=== Document text ===
>>
I’ve recently had very bad experiences with:
- Sony Vaio customer service (Germany) I’ve been having trouble with my Sony Vaio (see above) battery. And Sony customer service hasn’t been helpful in the least. Out of three times I tried to contact them via online contact form, I’ve only got a single response: Which was a response to my complaint about the lack of response before, and they just gave me another point of contact, which again hasn’t replied in a few days. On the phone it’s easier to get through, but the information was neither helpful nor consistent. Zero out of ten points for Sony Vaio support via the Sony Style Store, Berlin. Two thumbs down.
<<
Document understanding data:
>>
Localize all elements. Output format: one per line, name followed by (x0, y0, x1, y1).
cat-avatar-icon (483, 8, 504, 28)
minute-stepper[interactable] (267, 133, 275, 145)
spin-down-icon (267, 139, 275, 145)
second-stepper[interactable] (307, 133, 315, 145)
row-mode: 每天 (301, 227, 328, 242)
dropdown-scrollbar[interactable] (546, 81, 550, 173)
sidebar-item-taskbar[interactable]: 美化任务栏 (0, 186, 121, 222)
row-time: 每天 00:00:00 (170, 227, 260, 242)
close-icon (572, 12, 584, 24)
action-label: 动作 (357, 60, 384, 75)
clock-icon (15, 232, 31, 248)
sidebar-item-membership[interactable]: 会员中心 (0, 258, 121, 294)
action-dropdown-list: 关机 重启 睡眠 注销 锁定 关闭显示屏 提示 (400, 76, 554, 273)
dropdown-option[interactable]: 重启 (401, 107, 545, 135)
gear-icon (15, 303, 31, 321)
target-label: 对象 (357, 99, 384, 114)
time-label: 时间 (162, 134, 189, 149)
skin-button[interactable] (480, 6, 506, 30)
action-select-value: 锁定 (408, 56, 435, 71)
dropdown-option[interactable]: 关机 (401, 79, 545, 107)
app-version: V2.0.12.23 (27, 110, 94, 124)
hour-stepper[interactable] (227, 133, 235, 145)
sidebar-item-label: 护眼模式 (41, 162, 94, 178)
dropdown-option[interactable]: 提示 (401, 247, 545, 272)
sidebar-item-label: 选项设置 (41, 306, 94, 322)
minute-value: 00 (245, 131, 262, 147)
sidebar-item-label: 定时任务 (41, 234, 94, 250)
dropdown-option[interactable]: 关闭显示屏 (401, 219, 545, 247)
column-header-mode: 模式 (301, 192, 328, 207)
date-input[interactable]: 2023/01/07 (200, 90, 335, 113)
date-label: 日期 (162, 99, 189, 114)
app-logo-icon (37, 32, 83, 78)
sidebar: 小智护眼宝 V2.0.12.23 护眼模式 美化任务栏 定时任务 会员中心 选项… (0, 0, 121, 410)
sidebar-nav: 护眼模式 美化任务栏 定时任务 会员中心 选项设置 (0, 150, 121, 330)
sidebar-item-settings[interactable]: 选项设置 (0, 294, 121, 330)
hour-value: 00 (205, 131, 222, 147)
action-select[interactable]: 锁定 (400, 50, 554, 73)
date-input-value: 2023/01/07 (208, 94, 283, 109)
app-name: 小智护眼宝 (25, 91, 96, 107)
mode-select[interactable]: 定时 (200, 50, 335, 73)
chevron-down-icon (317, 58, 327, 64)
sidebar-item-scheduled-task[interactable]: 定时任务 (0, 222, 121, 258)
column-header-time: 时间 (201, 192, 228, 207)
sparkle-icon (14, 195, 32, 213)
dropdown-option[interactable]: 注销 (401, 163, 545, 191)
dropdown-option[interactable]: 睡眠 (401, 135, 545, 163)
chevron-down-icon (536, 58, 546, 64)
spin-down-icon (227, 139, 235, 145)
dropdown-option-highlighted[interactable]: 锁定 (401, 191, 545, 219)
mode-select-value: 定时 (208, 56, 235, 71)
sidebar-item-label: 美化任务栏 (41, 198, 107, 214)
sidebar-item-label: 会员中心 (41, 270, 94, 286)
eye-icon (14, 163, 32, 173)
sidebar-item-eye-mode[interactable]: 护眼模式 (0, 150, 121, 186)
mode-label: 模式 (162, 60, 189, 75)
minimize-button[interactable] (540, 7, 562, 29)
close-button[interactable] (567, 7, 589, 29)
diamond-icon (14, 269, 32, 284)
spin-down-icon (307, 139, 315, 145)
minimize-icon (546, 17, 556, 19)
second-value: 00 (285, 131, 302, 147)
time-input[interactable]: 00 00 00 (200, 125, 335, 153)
<<
=== Task goal ===
Transcribe the passage on Sony Vaio customer service from "I’ve recently had" up to and including "Two thumbs down.". Rely only on the text about Sony Vaio customer service.

=== Your solution ===
I’ve recently had very bad experiences with:
- Sony Vaio customer service (Germany) I’ve been having trouble with my Sony Vaio (see above) battery. And Sony customer service hasn’t been helpful in the least. Out of three times I tried to contact them via online contact form, I’ve only got a single response: Which was a response to my complaint about the lack of response before, and they just gave me another point of contact, which again hasn’t replied in a few days. On the phone it’s easier to get through, but the information was neither helpful nor consistent. Zero out of ten points for Sony Vaio support via the Sony Style Store, Berlin. Two thumbs down.